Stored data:
○ ○ ○
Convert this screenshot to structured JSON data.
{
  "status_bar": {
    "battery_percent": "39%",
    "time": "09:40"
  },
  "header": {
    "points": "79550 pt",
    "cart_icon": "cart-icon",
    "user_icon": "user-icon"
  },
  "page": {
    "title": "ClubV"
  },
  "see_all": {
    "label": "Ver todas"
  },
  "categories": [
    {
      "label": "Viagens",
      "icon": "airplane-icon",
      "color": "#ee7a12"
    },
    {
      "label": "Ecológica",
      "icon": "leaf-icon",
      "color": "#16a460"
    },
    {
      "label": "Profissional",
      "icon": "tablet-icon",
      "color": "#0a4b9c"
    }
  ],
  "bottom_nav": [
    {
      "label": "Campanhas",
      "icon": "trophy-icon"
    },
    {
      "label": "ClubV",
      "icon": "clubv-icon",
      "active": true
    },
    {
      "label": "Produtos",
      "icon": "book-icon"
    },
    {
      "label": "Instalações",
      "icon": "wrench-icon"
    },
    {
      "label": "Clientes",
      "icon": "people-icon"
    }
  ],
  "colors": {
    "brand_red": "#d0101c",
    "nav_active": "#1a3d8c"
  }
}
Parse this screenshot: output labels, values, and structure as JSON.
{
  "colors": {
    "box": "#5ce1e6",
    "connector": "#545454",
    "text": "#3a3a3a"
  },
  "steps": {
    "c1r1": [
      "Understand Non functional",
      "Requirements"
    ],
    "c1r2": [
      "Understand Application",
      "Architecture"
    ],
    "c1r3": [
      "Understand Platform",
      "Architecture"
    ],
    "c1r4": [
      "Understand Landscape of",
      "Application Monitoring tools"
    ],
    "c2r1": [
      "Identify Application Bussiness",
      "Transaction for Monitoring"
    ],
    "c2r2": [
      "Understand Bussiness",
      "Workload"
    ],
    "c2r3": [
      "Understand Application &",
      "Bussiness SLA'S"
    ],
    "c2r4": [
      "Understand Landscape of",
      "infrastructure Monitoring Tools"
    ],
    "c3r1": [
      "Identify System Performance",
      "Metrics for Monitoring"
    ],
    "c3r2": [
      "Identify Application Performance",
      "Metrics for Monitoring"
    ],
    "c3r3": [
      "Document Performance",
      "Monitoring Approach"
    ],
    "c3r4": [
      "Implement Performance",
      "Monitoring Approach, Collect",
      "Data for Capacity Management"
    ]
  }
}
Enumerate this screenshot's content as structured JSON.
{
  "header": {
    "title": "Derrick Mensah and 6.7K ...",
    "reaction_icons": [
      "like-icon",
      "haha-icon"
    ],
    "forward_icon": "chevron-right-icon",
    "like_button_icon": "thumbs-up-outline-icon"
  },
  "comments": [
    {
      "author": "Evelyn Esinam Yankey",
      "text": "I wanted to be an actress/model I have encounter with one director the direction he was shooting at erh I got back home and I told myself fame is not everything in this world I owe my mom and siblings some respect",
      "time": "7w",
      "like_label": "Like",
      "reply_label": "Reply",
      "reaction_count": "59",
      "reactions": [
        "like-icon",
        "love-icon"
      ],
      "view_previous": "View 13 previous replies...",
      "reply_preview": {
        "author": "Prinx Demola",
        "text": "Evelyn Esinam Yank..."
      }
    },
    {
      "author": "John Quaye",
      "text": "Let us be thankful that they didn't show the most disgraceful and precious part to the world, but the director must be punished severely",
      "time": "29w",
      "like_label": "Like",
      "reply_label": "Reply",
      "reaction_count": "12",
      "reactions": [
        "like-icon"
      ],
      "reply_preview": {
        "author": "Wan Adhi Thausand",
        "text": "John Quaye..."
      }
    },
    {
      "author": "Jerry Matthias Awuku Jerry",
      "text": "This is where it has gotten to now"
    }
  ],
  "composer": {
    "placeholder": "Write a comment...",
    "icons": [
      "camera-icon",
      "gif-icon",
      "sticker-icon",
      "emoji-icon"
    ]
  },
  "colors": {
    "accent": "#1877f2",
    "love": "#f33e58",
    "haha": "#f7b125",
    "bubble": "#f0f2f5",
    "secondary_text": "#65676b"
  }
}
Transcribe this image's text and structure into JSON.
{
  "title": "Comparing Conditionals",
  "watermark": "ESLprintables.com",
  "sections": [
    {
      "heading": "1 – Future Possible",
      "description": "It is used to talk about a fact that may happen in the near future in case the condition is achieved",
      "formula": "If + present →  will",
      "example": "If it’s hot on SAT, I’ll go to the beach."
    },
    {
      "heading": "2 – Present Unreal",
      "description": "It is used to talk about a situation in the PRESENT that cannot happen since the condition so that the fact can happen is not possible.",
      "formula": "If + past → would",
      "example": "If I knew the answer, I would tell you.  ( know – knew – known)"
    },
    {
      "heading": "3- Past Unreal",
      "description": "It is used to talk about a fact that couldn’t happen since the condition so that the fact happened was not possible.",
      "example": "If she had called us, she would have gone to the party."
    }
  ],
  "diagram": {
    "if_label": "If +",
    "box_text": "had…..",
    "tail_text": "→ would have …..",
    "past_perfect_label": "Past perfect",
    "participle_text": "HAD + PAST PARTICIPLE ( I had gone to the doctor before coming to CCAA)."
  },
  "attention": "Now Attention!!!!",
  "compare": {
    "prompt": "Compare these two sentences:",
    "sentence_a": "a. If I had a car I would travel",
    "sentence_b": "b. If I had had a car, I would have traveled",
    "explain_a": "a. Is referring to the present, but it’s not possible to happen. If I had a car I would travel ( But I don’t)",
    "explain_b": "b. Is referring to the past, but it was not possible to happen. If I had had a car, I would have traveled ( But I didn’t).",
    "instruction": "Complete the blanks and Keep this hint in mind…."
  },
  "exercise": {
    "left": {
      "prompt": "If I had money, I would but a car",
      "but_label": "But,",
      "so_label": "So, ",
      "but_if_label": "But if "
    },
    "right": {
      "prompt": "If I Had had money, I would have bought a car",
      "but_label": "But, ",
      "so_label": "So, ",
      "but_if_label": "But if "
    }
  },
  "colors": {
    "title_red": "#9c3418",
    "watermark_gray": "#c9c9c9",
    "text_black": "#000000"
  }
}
○ ○ ○
Copy the material above verbatim.

Convert this screenshot to structured JSON data.
{
  "status_bar": {
    "battery_percent": "39%",
    "time": "09:40"
  },
  "header": {
    "points": "79550 pt",
    "cart_icon": "cart-icon",
    "user_icon": "user-icon"
  },
  "page": {
    "title": "ClubV"
  },
  "see_all": {
    "label": "Ver todas"
  },
  "categories": [
    {
      "label": "Viagens",
      "icon": "airplane-icon",
      "color": "#ee7a12"
    },
    {
      "label": "Ecológica",
      "icon": "leaf-icon",
      "color": "#16a460"
    },
    {
      "label": "Profissional",
      "icon": "tablet-icon",
      "color": "#0a4b9c"
    }
  ],
  "bottom_nav": [
    {
      "label": "Campanhas",
      "icon": "trophy-icon"
    },
    {
      "label": "ClubV",
      "icon": "clubv-icon",
      "active": true
    },
    {
      "label": "Produtos",
      "icon": "book-icon"
    },
    {
      "label": "Instalações",
      "icon": "wrench-icon"
    },
    {
      "label": "Clientes",
      "icon": "people-icon"
    }
  ],
  "colors": {
    "brand_red": "#d0101c",
    "nav_active": "#1a3d8c"
  }
}
Parse this screenshot: output labels, values, and structure as JSON.
{
  "colors": {
    "box": "#5ce1e6",
    "connector": "#545454",
    "text": "#3a3a3a"
  },
  "steps": {
    "c1r1": [
      "Understand Non functional",
      "Requirements"
    ],
    "c1r2": [
      "Understand Application",
      "Architecture"
    ],
    "c1r3": [
      "Understand Platform",
      "Architecture"
    ],
    "c1r4": [
      "Understand Landscape of",
      "Application Monitoring tools"
    ],
    "c2r1": [
      "Identify Application Bussiness",
      "Transaction for Monitoring"
    ],
    "c2r2": [
      "Understand Bussiness",
      "Workload"
    ],
    "c2r3": [
      "Understand Application &",
      "Bussiness SLA'S"
    ],
    "c2r4": [
      "Understand Landscape of",
      "infrastructure Monitoring Tools"
    ],
    "c3r1": [
      "Identify System Performance",
      "Metrics for Monitoring"
    ],
    "c3r2": [
      "Identify Application Performance",
      "Metrics for Monitoring"
    ],
    "c3r3": [
      "Document Performance",
      "Monitoring Approach"
    ],
    "c3r4": [
      "Implement Performance",
      "Monitoring Approach, Collect",
      "Data for Capacity Management"
    ]
  }
}
Enumerate this screenshot's content as structured JSON.
{
  "header": {
    "title": "Derrick Mensah and 6.7K ...",
    "reaction_icons": [
      "like-icon",
      "haha-icon"
    ],
    "forward_icon": "chevron-right-icon",
    "like_button_icon": "thumbs-up-outline-icon"
  },
  "comments": [
    {
      "author": "Evelyn Esinam Yankey",
      "text": "I wanted to be an actress/model I have encounter with one director the direction he was shooting at erh I got back home and I told myself fame is not everything in this world I owe my mom and siblings some respect",
      "time": "7w",
      "like_label": "Like",
      "reply_label": "Reply",
      "reaction_count": "59",
      "reactions": [
        "like-icon",
        "love-icon"
      ],
      "view_previous": "View 13 previous replies...",
      "reply_preview": {
        "author": "Prinx Demola",
        "text": "Evelyn Esinam Yank..."
      }
    },
    {
      "author": "John Quaye",
      "text": "Let us be thankful that they didn't show the most disgraceful and precious part to the world, but the director must be punished severely",
      "time": "29w",
      "like_label": "Like",
      "reply_label": "Reply",
      "reaction_count": "12",
      "reactions": [
        "like-icon"
      ],
      "reply_preview": {
        "author": "Wan Adhi Thausand",
        "text": "John Quaye..."
      }
    },
    {
      "author": "Jerry Matthias Awuku Jerry",
      "text": "This is where it has gotten to now"
    }
  ],
  "composer": {
    "placeholder": "Write a comment...",
    "icons": [
      "camera-icon",
      "gif-icon",
      "sticker-icon",
      "emoji-icon"
    ]
  },
  "colors": {
    "accent": "#1877f2",
    "love": "#f33e58",
    "haha": "#f7b125",
    "bubble": "#f0f2f5",
    "secondary_text": "#65676b"
  }
}
Transcribe this image's text and structure into JSON.
{
  "title": "Comparing Conditionals",
  "watermark": "ESLprintables.com",
  "sections": [
    {
      "heading": "1 – Future Possible",
      "description": "It is used to talk about a fact that may happen in the near future in case the condition is achieved",
      "formula": "If + present →  will",
      "example": "If it’s hot on SAT, I’ll go to the beach."
    },
    {
      "heading": "2 – Present Unreal",
      "description": "It is used to talk about a situation in the PRESENT that cannot happen since the condition so that the fact can happen is not possible.",
      "formula": "If + past → would",
      "example": "If I knew the answer, I would tell you.  ( know – knew – known)"
    },
    {
      "heading": "3- Past Unreal",
      "description": "It is used to talk about a fact that couldn’t happen since the condition so that the fact happened was not possible.",
      "example": "If she had called us, she would have gone to the party."
    }
  ],
  "diagram": {
    "if_label": "If +",
    "box_text": "had…..",
    "tail_text": "→ would have …..",
    "past_perfect_label": "Past perfect",
    "participle_text": "HAD + PAST PARTICIPLE ( I had gone to the doctor before coming to CCAA)."
  },
  "attention": "Now Attention!!!!",
  "compare": {
    "prompt": "Compare these two sentences:",
    "sentence_a": "a. If I had a car I would travel",
    "sentence_b": "b. If I had had a car, I would have traveled",
    "explain_a": "a. Is referring to the present, but it’s not possible to happen. If I had a car I would travel ( But I don’t)",
    "explain_b": "b. Is referring to the past, but it was not possible to happen. If I had had a car, I would have traveled ( But I didn’t).",
    "instruction": "Complete the blanks and Keep this hint in mind…."
  },
  "exercise": {
    "left": {
      "prompt": "If I had money, I would but a car",
      "but_label": "But,",
      "so_label": "So, ",
      "but_if_label": "But if "
    },
    "right": {
      "prompt": "If I Had had money, I would have bought a car",
      "but_label": "But, ",
      "so_label": "So, ",
      "but_if_label": "But if "
    }
  },
  "colors": {
    "title_red": "#9c3418",
    "watermark_gray": "#c9c9c9",
    "text_black": "#000000"
  }
}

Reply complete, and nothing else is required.